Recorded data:
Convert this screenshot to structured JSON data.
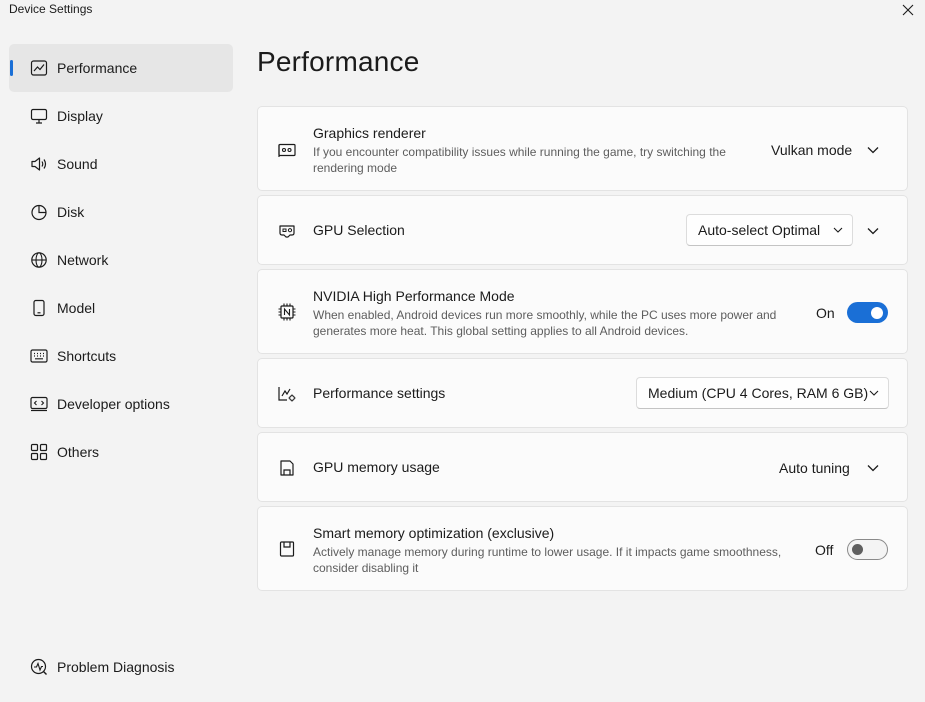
{
  "window": {
    "title": "Device Settings"
  },
  "sidebar": {
    "items": [
      {
        "label": "Performance",
        "icon": "performance-chart-icon",
        "active": true
      },
      {
        "label": "Display",
        "icon": "monitor-icon"
      },
      {
        "label": "Sound",
        "icon": "speaker-icon"
      },
      {
        "label": "Disk",
        "icon": "pie-disk-icon"
      },
      {
        "label": "Network",
        "icon": "globe-icon"
      },
      {
        "label": "Model",
        "icon": "phone-icon"
      },
      {
        "label": "Shortcuts",
        "icon": "keyboard-icon"
      },
      {
        "label": "Developer options",
        "icon": "developer-icon"
      },
      {
        "label": "Others",
        "icon": "grid-icon"
      }
    ],
    "bottom": {
      "label": "Problem Diagnosis",
      "icon": "diagnosis-icon"
    }
  },
  "main": {
    "title": "Performance",
    "cards": [
      {
        "title": "Graphics renderer",
        "desc": "If you encounter compatibility issues while running the game, try switching the rendering mode",
        "value": "Vulkan mode"
      },
      {
        "title": "GPU Selection",
        "value": "Auto-select Optimal"
      },
      {
        "title": "NVIDIA High Performance Mode",
        "desc": "When enabled, Android devices run more smoothly, while the PC uses more power and generates more heat. This global setting applies to all Android devices.",
        "toggle_label": "On",
        "toggle_on": true
      },
      {
        "title": "Performance settings",
        "value": "Medium (CPU 4 Cores, RAM 6 GB)"
      },
      {
        "title": "GPU memory usage",
        "value": "Auto tuning"
      },
      {
        "title": "Smart memory optimization (exclusive)",
        "desc": "Actively manage memory during runtime to lower usage. If it impacts game smoothness, consider disabling it",
        "toggle_label": "Off",
        "toggle_on": false
      }
    ]
  },
  "colors": {
    "accent": "#1a6fd6",
    "background": "#f3f3f3",
    "card": "#fbfbfb"
  }
}
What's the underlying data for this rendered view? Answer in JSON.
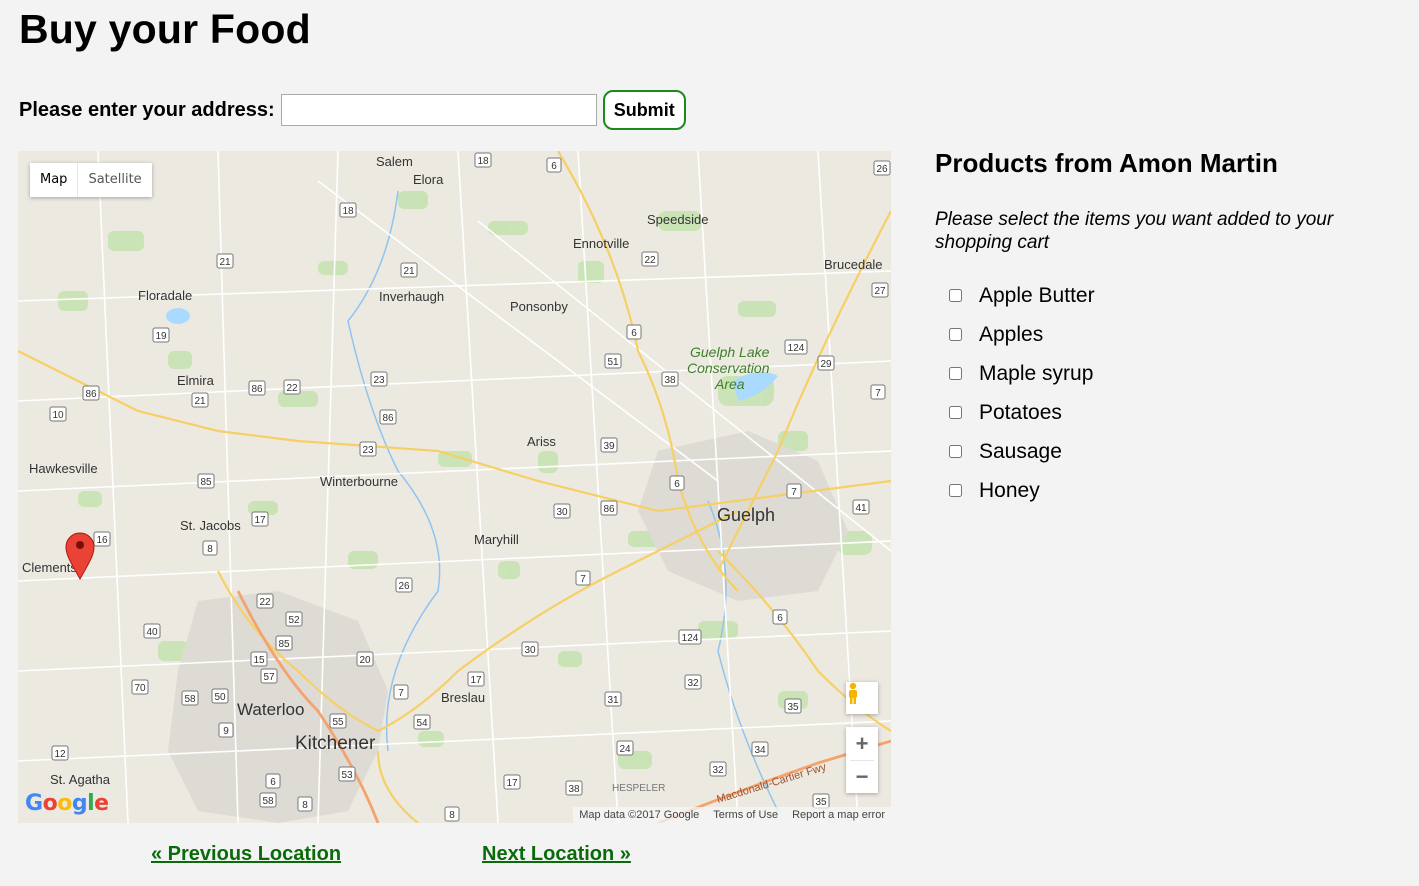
{
  "page": {
    "title": "Buy your Food"
  },
  "address_form": {
    "label": "Please enter your address:",
    "value": "",
    "placeholder": "",
    "submit_label": "Submit"
  },
  "map": {
    "type_controls": {
      "map_label": "Map",
      "satellite_label": "Satellite",
      "active": "Map"
    },
    "logo": "Google",
    "attribution": {
      "data": "Map data ©2017 Google",
      "terms": "Terms of Use",
      "report": "Report a map error"
    },
    "zoom": {
      "in": "+",
      "out": "−"
    },
    "places": [
      "Salem",
      "Elora",
      "Speedside",
      "Ennotville",
      "Bruce dale",
      "Floradale",
      "Inverhaugh",
      "Ponsonby",
      "Guelph Lake Conservation Area",
      "Elmira",
      "Ariss",
      "Hawkesville",
      "Winterbourne",
      "St. Jacobs",
      "Guelph",
      "Maryhill",
      "Clements",
      "Breslau",
      "Waterloo",
      "Kitchener",
      "St. Agatha",
      "HESPELER",
      "Macdonald-Cartier Fwy"
    ],
    "route_shields": [
      "18",
      "6",
      "26",
      "18",
      "22",
      "21",
      "27",
      "21",
      "19",
      "124",
      "6",
      "51",
      "38",
      "29",
      "7",
      "86",
      "86",
      "22",
      "23",
      "21",
      "10",
      "86",
      "23",
      "39",
      "85",
      "6",
      "7",
      "30",
      "86",
      "41",
      "17",
      "16",
      "8",
      "7",
      "26",
      "22",
      "52",
      "40",
      "124",
      "6",
      "85",
      "15",
      "20",
      "30",
      "57",
      "17",
      "70",
      "7",
      "32",
      "58",
      "50",
      "31",
      "9",
      "55",
      "54",
      "35",
      "12",
      "24",
      "34",
      "6",
      "53",
      "17",
      "32",
      "58",
      "8",
      "8",
      "38",
      "35"
    ],
    "marker": {
      "color": "#ea4335"
    }
  },
  "panel": {
    "heading": "Products from Amon Martin",
    "instructions": "Please select the items you want added to your shopping cart",
    "products": [
      {
        "label": "Apple Butter",
        "checked": false
      },
      {
        "label": "Apples",
        "checked": false
      },
      {
        "label": "Maple syrup",
        "checked": false
      },
      {
        "label": "Potatoes",
        "checked": false
      },
      {
        "label": "Sausage",
        "checked": false
      },
      {
        "label": "Honey",
        "checked": false
      }
    ]
  },
  "pager": {
    "previous": "« Previous Location ",
    "next": "Next Location »"
  },
  "colors": {
    "background": "#f3f3f3",
    "link": "#0a6b0a",
    "submit_border": "#1a8a1a"
  }
}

## WHAT YOU NEED TO DO
Write out each entry exactly as given, omitting any picture.

## RESPONSE TO THE TASK
Convert this screenshot to structured JSON data.
{
  "window": {
    "title": "Device Settings"
  },
  "sidebar": {
    "items": [
      {
        "label": "Performance",
        "icon": "performance-chart-icon",
        "active": true
      },
      {
        "label": "Display",
        "icon": "monitor-icon"
      },
      {
        "label": "Sound",
        "icon": "speaker-icon"
      },
      {
        "label": "Disk",
        "icon": "pie-disk-icon"
      },
      {
        "label": "Network",
        "icon": "globe-icon"
      },
      {
        "label": "Model",
        "icon": "phone-icon"
      },
      {
        "label": "Shortcuts",
        "icon": "keyboard-icon"
      },
      {
        "label": "Developer options",
        "icon": "developer-icon"
      },
      {
        "label": "Others",
        "icon": "grid-icon"
      }
    ],
    "bottom": {
      "label": "Problem Diagnosis",
      "icon": "diagnosis-icon"
    }
  },
  "main": {
    "title": "Performance",
    "cards": [
      {
        "title": "Graphics renderer",
        "desc": "If you encounter compatibility issues while running the game, try switching the rendering mode",
        "value": "Vulkan mode"
      },
      {
        "title": "GPU Selection",
        "value": "Auto-select Optimal"
      },
      {
        "title": "NVIDIA High Performance Mode",
        "desc": "When enabled, Android devices run more smoothly, while the PC uses more power and generates more heat. This global setting applies to all Android devices.",
        "toggle_label": "On",
        "toggle_on": true
      },
      {
        "title": "Performance settings",
        "value": "Medium (CPU 4 Cores, RAM 6 GB)"
      },
      {
        "title": "GPU memory usage",
        "value": "Auto tuning"
      },
      {
        "title": "Smart memory optimization (exclusive)",
        "desc": "Actively manage memory during runtime to lower usage. If it impacts game smoothness, consider disabling it",
        "toggle_label": "Off",
        "toggle_on": false
      }
    ]
  },
  "colors": {
    "accent": "#1a6fd6",
    "background": "#f3f3f3",
    "card": "#fbfbfb"
  }
}
What's the underlying data for this rendered view? Answer in JSON.
{
  "page": {
    "title": "Buy your Food"
  },
  "address_form": {
    "label": "Please enter your address:",
    "value": "",
    "placeholder": "",
    "submit_label": "Submit"
  },
  "map": {
    "type_controls": {
      "map_label": "Map",
      "satellite_label": "Satellite",
      "active": "Map"
    },
    "logo": "Google",
    "attribution": {
      "data": "Map data ©2017 Google",
      "terms": "Terms of Use",
      "report": "Report a map error"
    },
    "zoom": {
      "in": "+",
      "out": "−"
    },
    "places": [
      "Salem",
      "Elora",
      "Speedside",
      "Ennotville",
      "Bruce dale",
      "Floradale",
      "Inverhaugh",
      "Ponsonby",
      "Guelph Lake Conservation Area",
      "Elmira",
      "Ariss",
      "Hawkesville",
      "Winterbourne",
      "St. Jacobs",
      "Guelph",
      "Maryhill",
      "Clements",
      "Breslau",
      "Waterloo",
      "Kitchener",
      "St. Agatha",
      "HESPELER",
      "Macdonald-Cartier Fwy"
    ],
    "route_shields": [
      "18",
      "6",
      "26",
      "18",
      "22",
      "21",
      "27",
      "21",
      "19",
      "124",
      "6",
      "51",
      "38",
      "29",
      "7",
      "86",
      "86",
      "22",
      "23",
      "21",
      "10",
      "86",
      "23",
      "39",
      "85",
      "6",
      "7",
      "30",
      "86",
      "41",
      "17",
      "16",
      "8",
      "7",
      "26",
      "22",
      "52",
      "40",
      "124",
      "6",
      "85",
      "15",
      "20",
      "30",
      "57",
      "17",
      "70",
      "7",
      "32",
      "58",
      "50",
      "31",
      "9",
      "55",
      "54",
      "35",
      "12",
      "24",
      "34",
      "6",
      "53",
      "17",
      "32",
      "58",
      "8",
      "8",
      "38",
      "35"
    ],
    "marker": {
      "color": "#ea4335"
    }
  },
  "panel": {
    "heading": "Products from Amon Martin",
    "instructions": "Please select the items you want added to your shopping cart",
    "products": [
      {
        "label": "Apple Butter",
        "checked": false
      },
      {
        "label": "Apples",
        "checked": false
      },
      {
        "label": "Maple syrup",
        "checked": false
      },
      {
        "label": "Potatoes",
        "checked": false
      },
      {
        "label": "Sausage",
        "checked": false
      },
      {
        "label": "Honey",
        "checked": false
      }
    ]
  },
  "pager": {
    "previous": "« Previous Location ",
    "next": "Next Location »"
  },
  "colors": {
    "background": "#f3f3f3",
    "link": "#0a6b0a",
    "submit_border": "#1a8a1a"
  }
}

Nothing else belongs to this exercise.